◆ WHAT IS EXPECTED ◆
Using the material below, copy every line where "Águas" appears.

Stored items

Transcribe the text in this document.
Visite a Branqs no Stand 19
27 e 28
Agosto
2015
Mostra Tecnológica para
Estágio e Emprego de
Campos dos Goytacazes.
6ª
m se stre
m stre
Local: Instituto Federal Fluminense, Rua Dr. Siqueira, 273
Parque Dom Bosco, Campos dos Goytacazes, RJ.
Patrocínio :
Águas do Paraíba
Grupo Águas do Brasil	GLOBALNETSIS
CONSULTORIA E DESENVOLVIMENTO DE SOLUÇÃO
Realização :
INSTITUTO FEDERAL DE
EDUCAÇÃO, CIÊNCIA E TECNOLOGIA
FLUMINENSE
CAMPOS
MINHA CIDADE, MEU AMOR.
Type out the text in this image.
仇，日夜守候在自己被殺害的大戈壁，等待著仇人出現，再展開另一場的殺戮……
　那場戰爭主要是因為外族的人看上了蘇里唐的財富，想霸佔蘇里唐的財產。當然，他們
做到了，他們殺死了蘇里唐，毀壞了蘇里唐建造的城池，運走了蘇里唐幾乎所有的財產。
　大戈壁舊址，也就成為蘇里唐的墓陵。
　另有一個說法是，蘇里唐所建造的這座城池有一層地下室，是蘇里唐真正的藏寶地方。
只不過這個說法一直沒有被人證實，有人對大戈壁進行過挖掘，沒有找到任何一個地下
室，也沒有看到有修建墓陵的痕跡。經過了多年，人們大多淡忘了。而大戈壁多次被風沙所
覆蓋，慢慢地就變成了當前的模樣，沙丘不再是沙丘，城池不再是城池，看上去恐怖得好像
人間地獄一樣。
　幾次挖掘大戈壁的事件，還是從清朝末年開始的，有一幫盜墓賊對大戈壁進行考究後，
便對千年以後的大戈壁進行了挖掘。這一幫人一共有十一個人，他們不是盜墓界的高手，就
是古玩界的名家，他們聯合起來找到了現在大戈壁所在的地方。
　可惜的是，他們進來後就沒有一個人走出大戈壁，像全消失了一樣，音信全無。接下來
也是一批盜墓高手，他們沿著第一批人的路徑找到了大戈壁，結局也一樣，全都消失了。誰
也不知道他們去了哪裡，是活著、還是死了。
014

◆ SOLUTION TO THIS EXERCISE ◆
Águas do Paraíba
Grupo Águas do Brasil	GLOBALNETSIS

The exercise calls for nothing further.